What is being asked:
In the entries below, find every line with "text" and copy it.

Records contained in a dataset:
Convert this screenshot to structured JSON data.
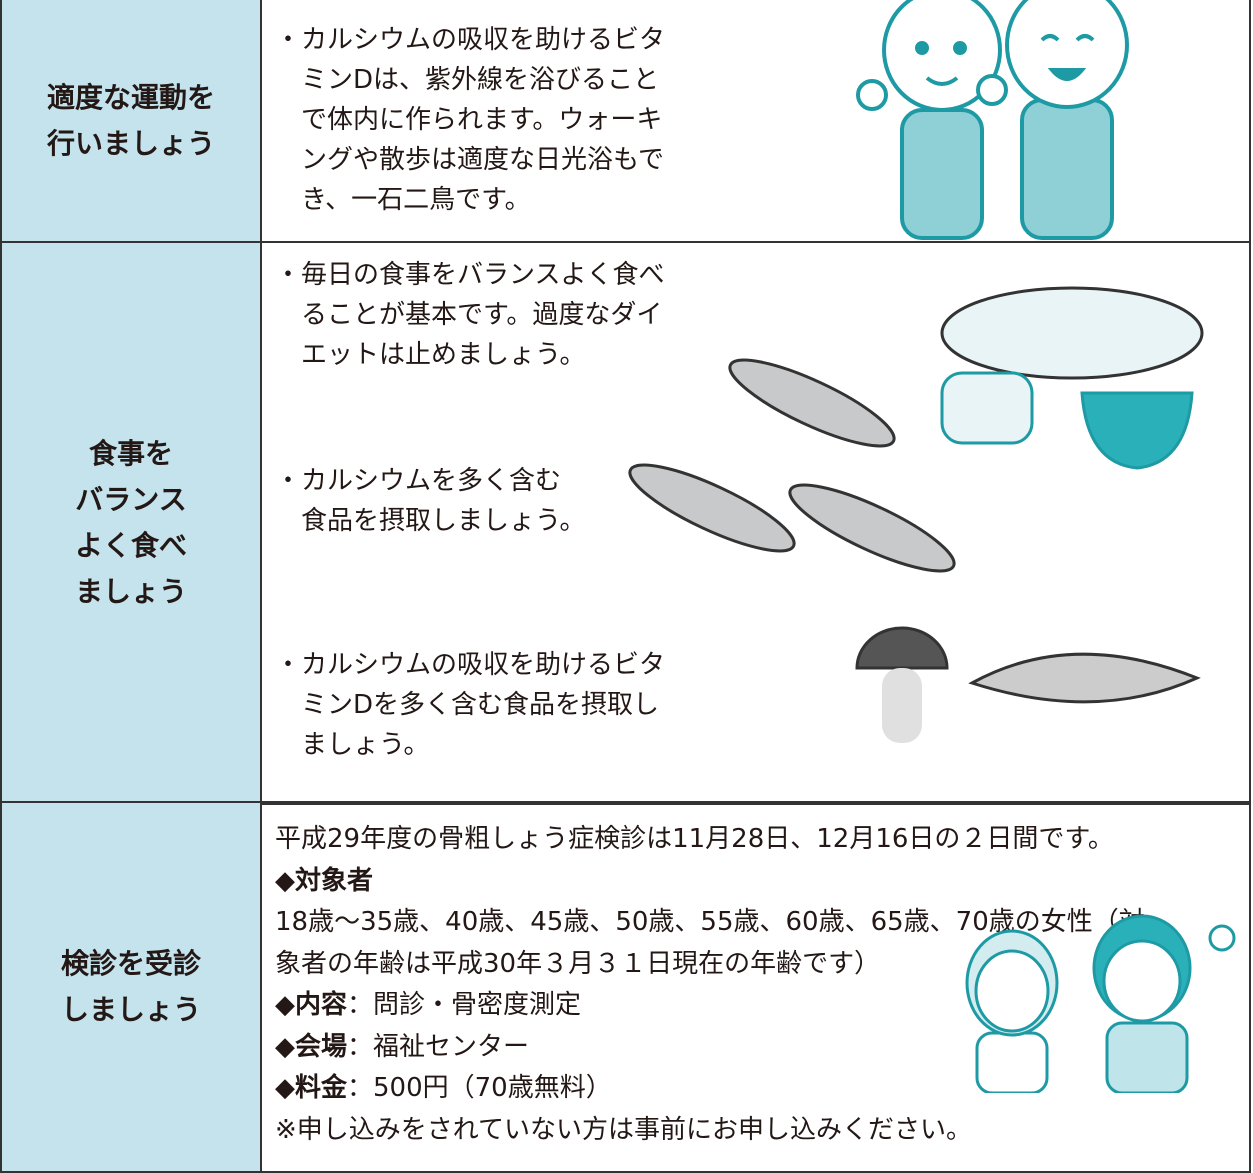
{
  "table": {
    "rows": [
      {
        "header": [
          "適度な運動を",
          "行いましょう"
        ],
        "items": [
          [
            "・カルシウムの吸収を助けるビタ",
            "　ミンDは、紫外線を浴びること",
            "　で体内に作られます。ウォーキ",
            "　ングや散歩は適度な日光浴もで",
            "　き、一石二鳥です。"
          ]
        ]
      },
      {
        "header": [
          "食事を",
          "バランス",
          "よく食べ",
          "ましょう"
        ],
        "items": [
          [
            "・毎日の食事をバランスよく食べ",
            "　ることが基本です。過度なダイ",
            "　エットは止めましょう。"
          ],
          [
            "・カルシウムを多く含む",
            "　食品を摂取しましょう。"
          ],
          [
            "・カルシウムの吸収を助けるビタ",
            "　ミンDを多く含む食品を摂取し",
            "　ましょう。"
          ]
        ]
      },
      {
        "header": [
          "検診を受診",
          "しましょう"
        ],
        "intro": "平成29年度の骨粗しょう症検診は11月28日、12月16日の２日間です。",
        "target": {
          "label": "◆対象者",
          "lines": [
            "18歳～35歳、40歳、45歳、50歳、55歳、60歳、65歳、70歳の女性（対",
            "象者の年齢は平成30年３月３１日現在の年齢です）"
          ]
        },
        "details": [
          {
            "label": "◆内容",
            "text": "：問診・骨密度測定"
          },
          {
            "label": "◆会場",
            "text": "：福祉センター"
          },
          {
            "label": "◆料金",
            "text": "：500円（70歳無料）"
          }
        ],
        "note": "※申し込みをされていない方は事前にお申し込みください。"
      }
    ]
  }
}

Answer for this exercise:
            "text": "：問診・骨密度測定"
            "text": "：福祉センター"
            "text": "：500円（70歳無料）"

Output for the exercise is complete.